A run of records
'''
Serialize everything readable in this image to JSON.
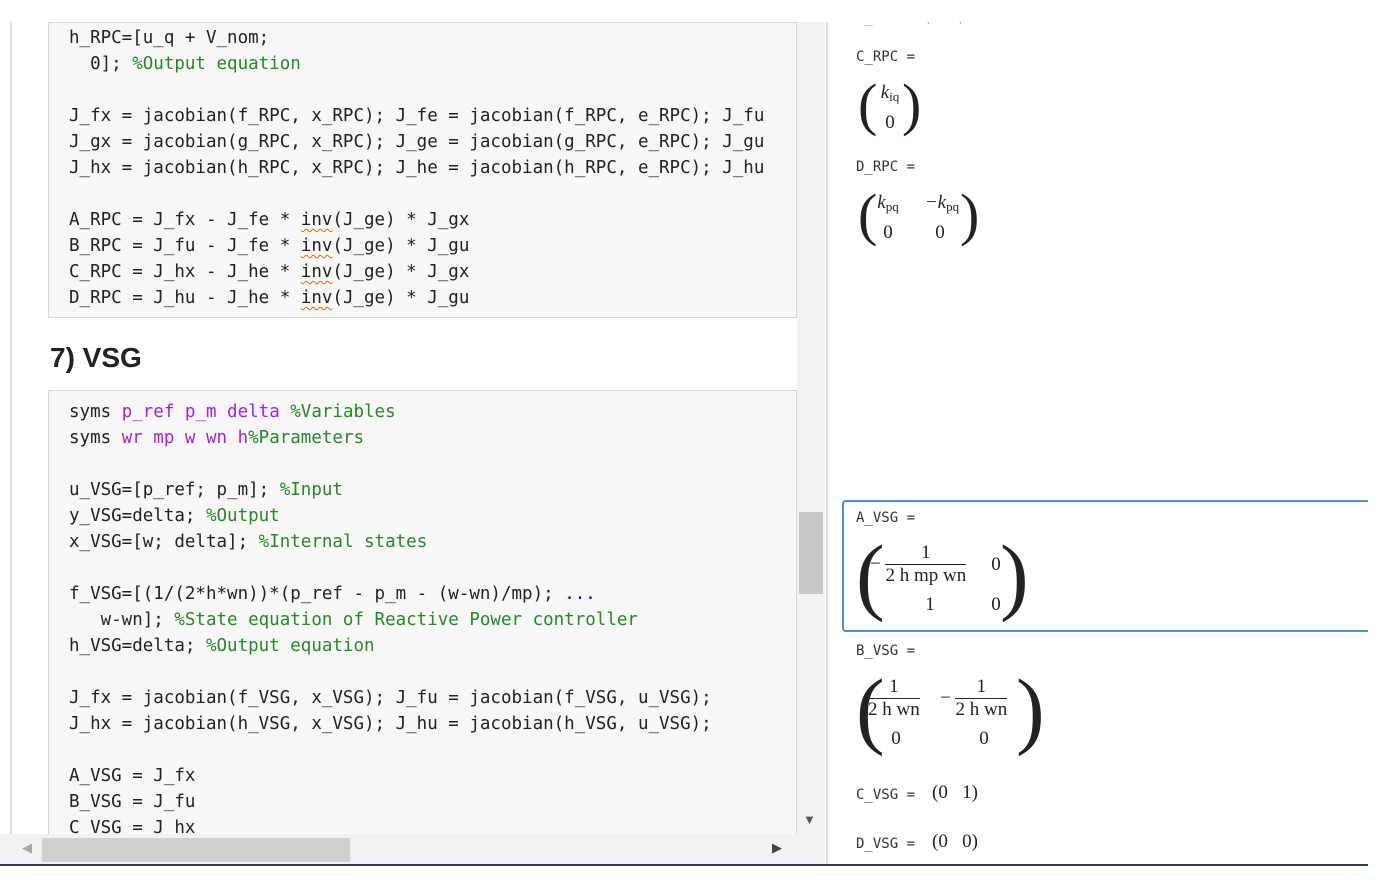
{
  "editor": {
    "block1_lines": [
      {
        "seg": [
          {
            "t": "h_RPC=[u_q + V_nom;",
            "c": "kw"
          }
        ]
      },
      {
        "seg": [
          {
            "t": "  0]; ",
            "c": "kw"
          },
          {
            "t": "%Output equation",
            "c": "cm"
          }
        ]
      },
      {
        "seg": []
      },
      {
        "seg": [
          {
            "t": "J_fx = jacobian(f_RPC, x_RPC); J_fe = jacobian(f_RPC, e_RPC); J_fu",
            "c": "kw"
          }
        ]
      },
      {
        "seg": [
          {
            "t": "J_gx = jacobian(g_RPC, x_RPC); J_ge = jacobian(g_RPC, e_RPC); J_gu",
            "c": "kw"
          }
        ]
      },
      {
        "seg": [
          {
            "t": "J_hx = jacobian(h_RPC, x_RPC); J_he = jacobian(h_RPC, e_RPC); J_hu",
            "c": "kw"
          }
        ]
      },
      {
        "seg": []
      },
      {
        "seg": [
          {
            "t": "A_RPC = J_fx - J_fe * ",
            "c": "kw"
          },
          {
            "t": "inv",
            "c": "squig"
          },
          {
            "t": "(J_ge) * J_gx",
            "c": "kw"
          }
        ]
      },
      {
        "seg": [
          {
            "t": "B_RPC = J_fu - J_fe * ",
            "c": "kw"
          },
          {
            "t": "inv",
            "c": "squig"
          },
          {
            "t": "(J_ge) * J_gu",
            "c": "kw"
          }
        ]
      },
      {
        "seg": [
          {
            "t": "C_RPC = J_hx - J_he * ",
            "c": "kw"
          },
          {
            "t": "inv",
            "c": "squig"
          },
          {
            "t": "(J_ge) * J_gx",
            "c": "kw"
          }
        ]
      },
      {
        "seg": [
          {
            "t": "D_RPC = J_hu - J_he * ",
            "c": "kw"
          },
          {
            "t": "inv",
            "c": "squig"
          },
          {
            "t": "(J_ge) * J_gu",
            "c": "kw"
          }
        ]
      }
    ],
    "section_title": "7) VSG",
    "block2_lines": [
      {
        "seg": [
          {
            "t": "syms ",
            "c": "kw"
          },
          {
            "t": "p_ref p_m delta ",
            "c": "var"
          },
          {
            "t": "%Variables",
            "c": "cm"
          }
        ]
      },
      {
        "seg": [
          {
            "t": "syms ",
            "c": "kw"
          },
          {
            "t": "wr mp w wn h",
            "c": "var"
          },
          {
            "t": "%Parameters",
            "c": "cm"
          }
        ]
      },
      {
        "seg": []
      },
      {
        "seg": [
          {
            "t": "u_VSG=[p_ref; p_m]; ",
            "c": "kw"
          },
          {
            "t": "%Input",
            "c": "cm"
          }
        ]
      },
      {
        "seg": [
          {
            "t": "y_VSG=delta; ",
            "c": "kw"
          },
          {
            "t": "%Output",
            "c": "cm"
          }
        ]
      },
      {
        "seg": [
          {
            "t": "x_VSG=[w; delta]; ",
            "c": "kw"
          },
          {
            "t": "%Internal states",
            "c": "cm"
          }
        ]
      },
      {
        "seg": []
      },
      {
        "seg": [
          {
            "t": "f_VSG=[(1/(2*h*wn))*(p_ref - p_m - (w-wn)/mp); ",
            "c": "kw"
          },
          {
            "t": "...",
            "c": "ellip"
          }
        ]
      },
      {
        "seg": [
          {
            "t": "   w-wn]; ",
            "c": "kw"
          },
          {
            "t": "%State equation of Reactive Power controller",
            "c": "cm"
          }
        ]
      },
      {
        "seg": [
          {
            "t": "h_VSG=delta; ",
            "c": "kw"
          },
          {
            "t": "%Output equation",
            "c": "cm"
          }
        ]
      },
      {
        "seg": []
      },
      {
        "seg": [
          {
            "t": "J_fx = jacobian(f_VSG, x_VSG); J_fu = jacobian(f_VSG, u_VSG);",
            "c": "kw"
          }
        ]
      },
      {
        "seg": [
          {
            "t": "J_hx = jacobian(h_VSG, x_VSG); J_hu = jacobian(h_VSG, u_VSG);",
            "c": "kw"
          }
        ]
      },
      {
        "seg": []
      },
      {
        "seg": [
          {
            "t": "A_VSG = J_fx",
            "c": "kw"
          }
        ]
      },
      {
        "seg": [
          {
            "t": "B_VSG = J_fu",
            "c": "kw"
          }
        ]
      },
      {
        "seg": [
          {
            "t": "C_VSG = J_hx",
            "c": "kw"
          }
        ]
      }
    ]
  },
  "output": {
    "c_rpc_label": "C_RPC =",
    "c_rpc": {
      "r1": "k",
      "r1sub": "iq",
      "r2": "0"
    },
    "d_rpc_label": "D_RPC =",
    "d_rpc": {
      "a": "k",
      "asub": "pq",
      "b": "−k",
      "bsub": "pq",
      "c": "0",
      "d": "0"
    },
    "a_vsg_label": "A_VSG =",
    "a_vsg": {
      "neg": "−",
      "num": "1",
      "den": "2 h mp wn",
      "b": "0",
      "c": "1",
      "d": "0"
    },
    "b_vsg_label": "B_VSG =",
    "b_vsg": {
      "num1": "1",
      "den1": "2 h wn",
      "neg": "−",
      "num2": "1",
      "den2": "2 h wn",
      "c": "0",
      "d": "0"
    },
    "c_vsg_label": "C_VSG =",
    "c_vsg": "(0   1)",
    "d_vsg_label": "D_VSG =",
    "d_vsg": "(0   0)"
  },
  "colors": {
    "comment": "#228b22",
    "variable": "#a020f0",
    "ellipsis": "#0000ff",
    "focus_border": "#4a90d9"
  }
}
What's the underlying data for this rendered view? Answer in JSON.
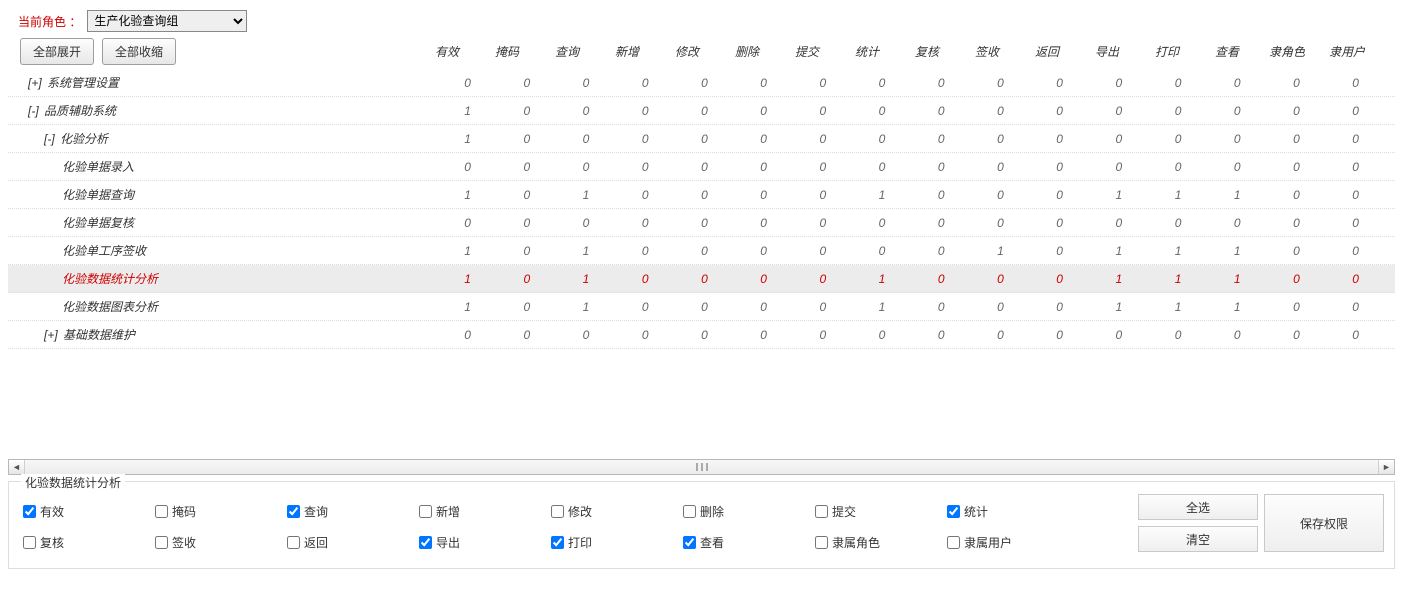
{
  "topbar": {
    "role_label": "当前角色 ：",
    "role_value": "生产化验查询组"
  },
  "toolbar": {
    "expand_all": "全部展开",
    "collapse_all": "全部收缩"
  },
  "columns": [
    "有效",
    "掩码",
    "查询",
    "新增",
    "修改",
    "删除",
    "提交",
    "统计",
    "复核",
    "签收",
    "返回",
    "导出",
    "打印",
    "查看",
    "隶角色",
    "隶用户"
  ],
  "rows": [
    {
      "indent": 0,
      "toggle": "[+]",
      "label": "系统管理设置",
      "selected": false,
      "vals": [
        0,
        0,
        0,
        0,
        0,
        0,
        0,
        0,
        0,
        0,
        0,
        0,
        0,
        0,
        0,
        0
      ]
    },
    {
      "indent": 0,
      "toggle": "[-]",
      "label": "品质辅助系统",
      "selected": false,
      "vals": [
        1,
        0,
        0,
        0,
        0,
        0,
        0,
        0,
        0,
        0,
        0,
        0,
        0,
        0,
        0,
        0
      ]
    },
    {
      "indent": 1,
      "toggle": "[-]",
      "label": "化验分析",
      "selected": false,
      "vals": [
        1,
        0,
        0,
        0,
        0,
        0,
        0,
        0,
        0,
        0,
        0,
        0,
        0,
        0,
        0,
        0
      ]
    },
    {
      "indent": 2,
      "toggle": "",
      "label": "化验单据录入",
      "selected": false,
      "vals": [
        0,
        0,
        0,
        0,
        0,
        0,
        0,
        0,
        0,
        0,
        0,
        0,
        0,
        0,
        0,
        0
      ]
    },
    {
      "indent": 2,
      "toggle": "",
      "label": "化验单据查询",
      "selected": false,
      "vals": [
        1,
        0,
        1,
        0,
        0,
        0,
        0,
        1,
        0,
        0,
        0,
        1,
        1,
        1,
        0,
        0
      ]
    },
    {
      "indent": 2,
      "toggle": "",
      "label": "化验单据复核",
      "selected": false,
      "vals": [
        0,
        0,
        0,
        0,
        0,
        0,
        0,
        0,
        0,
        0,
        0,
        0,
        0,
        0,
        0,
        0
      ]
    },
    {
      "indent": 2,
      "toggle": "",
      "label": "化验单工序签收",
      "selected": false,
      "vals": [
        1,
        0,
        1,
        0,
        0,
        0,
        0,
        0,
        0,
        1,
        0,
        1,
        1,
        1,
        0,
        0
      ]
    },
    {
      "indent": 2,
      "toggle": "",
      "label": "化验数据统计分析",
      "selected": true,
      "vals": [
        1,
        0,
        1,
        0,
        0,
        0,
        0,
        1,
        0,
        0,
        0,
        1,
        1,
        1,
        0,
        0
      ]
    },
    {
      "indent": 2,
      "toggle": "",
      "label": "化验数据图表分析",
      "selected": false,
      "vals": [
        1,
        0,
        1,
        0,
        0,
        0,
        0,
        1,
        0,
        0,
        0,
        1,
        1,
        1,
        0,
        0
      ]
    },
    {
      "indent": 1,
      "toggle": "[+]",
      "label": "基础数据维护",
      "selected": false,
      "vals": [
        0,
        0,
        0,
        0,
        0,
        0,
        0,
        0,
        0,
        0,
        0,
        0,
        0,
        0,
        0,
        0
      ]
    }
  ],
  "form": {
    "legend": "化验数据统计分析",
    "checks": [
      {
        "label": "有效",
        "checked": true
      },
      {
        "label": "掩码",
        "checked": false
      },
      {
        "label": "查询",
        "checked": true
      },
      {
        "label": "新增",
        "checked": false
      },
      {
        "label": "修改",
        "checked": false
      },
      {
        "label": "删除",
        "checked": false
      },
      {
        "label": "提交",
        "checked": false
      },
      {
        "label": "统计",
        "checked": true
      },
      {
        "label": "复核",
        "checked": false
      },
      {
        "label": "签收",
        "checked": false
      },
      {
        "label": "返回",
        "checked": false
      },
      {
        "label": "导出",
        "checked": true
      },
      {
        "label": "打印",
        "checked": true
      },
      {
        "label": "查看",
        "checked": true
      },
      {
        "label": "隶属角色",
        "checked": false
      },
      {
        "label": "隶属用户",
        "checked": false
      }
    ],
    "buttons": {
      "select_all": "全选",
      "clear": "清空",
      "save": "保存权限"
    }
  }
}
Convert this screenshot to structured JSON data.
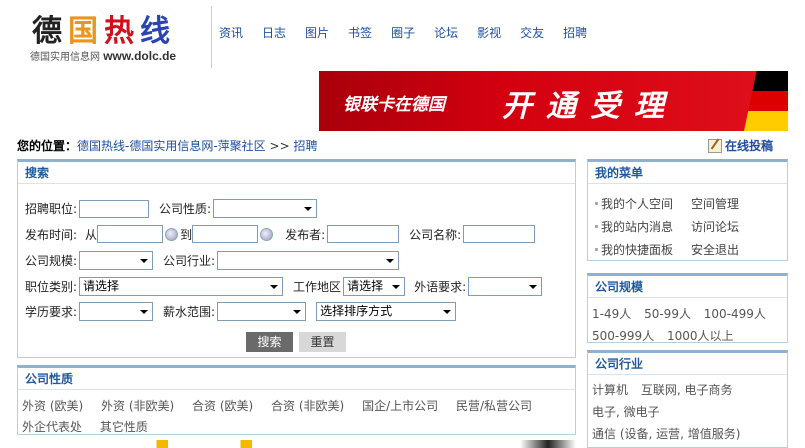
{
  "logo": {
    "chars": [
      "德",
      "国",
      "热",
      "线"
    ],
    "sub_cn": "德国实用信息网",
    "sub_url": "www.dolc.de"
  },
  "nav": [
    "资讯",
    "日志",
    "图片",
    "书签",
    "圈子",
    "论坛",
    "影视",
    "交友",
    "招聘"
  ],
  "banner": {
    "left_text": "银联卡在德国",
    "right_text": "开通受理",
    "flag_colors": [
      "#000000",
      "#dd0000",
      "#ffcc00"
    ]
  },
  "breadcrumb": {
    "prefix": "您的位置：",
    "site": "德国热线-德国实用信息网-萍聚社区",
    "sep": ">>",
    "current": "招聘"
  },
  "post_button": "在线投稿",
  "search": {
    "title": "搜索",
    "job_position": "招聘职位:",
    "company_type": "公司性质:",
    "publish_time": "发布时间:",
    "from": "从",
    "to": "到",
    "publisher": "发布者:",
    "company_name": "公司名称:",
    "company_scale": "公司规模:",
    "company_industry": "公司行业:",
    "job_category": "职位类别:",
    "job_category_value": "请选择",
    "work_area": "工作地区",
    "work_area_value": "请选择",
    "language_req": "外语要求:",
    "education_req": "学历要求:",
    "salary_range": "薪水范围:",
    "sort_value": "选择排序方式",
    "search_button": "搜索",
    "reset_button": "重置"
  },
  "company_nature": {
    "title": "公司性质",
    "row1": [
      "外资 (欧美)",
      "外资 (非欧美)",
      "合资 (欧美)",
      "合资 (非欧美)",
      "国企/上市公司",
      "民营/私营公司"
    ],
    "row2": [
      "外企代表处",
      "其它性质"
    ]
  },
  "my_menu": {
    "title": "我的菜单",
    "items": [
      [
        "我的个人空间",
        "空间管理"
      ],
      [
        "我的站内消息",
        "访问论坛"
      ],
      [
        "我的快捷面板",
        "安全退出"
      ]
    ]
  },
  "company_scale": {
    "title": "公司规模",
    "row1": [
      "1-49人",
      "50-99人",
      "100-499人"
    ],
    "row2": [
      "500-999人",
      "1000人以上"
    ]
  },
  "company_industry": {
    "title": "公司行业",
    "row1": [
      "计算机",
      "互联网, 电子商务"
    ],
    "row2": [
      "电子, 微电子"
    ],
    "row3": [
      "通信 (设备, 运营, 增值服务)"
    ]
  }
}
'''
* **WHAT THE TASK ASKS**: Using the listing above, say how many of its lines contain the string "data", giving nothing but the figure.

* **ANSWER TO THE TASK**: 2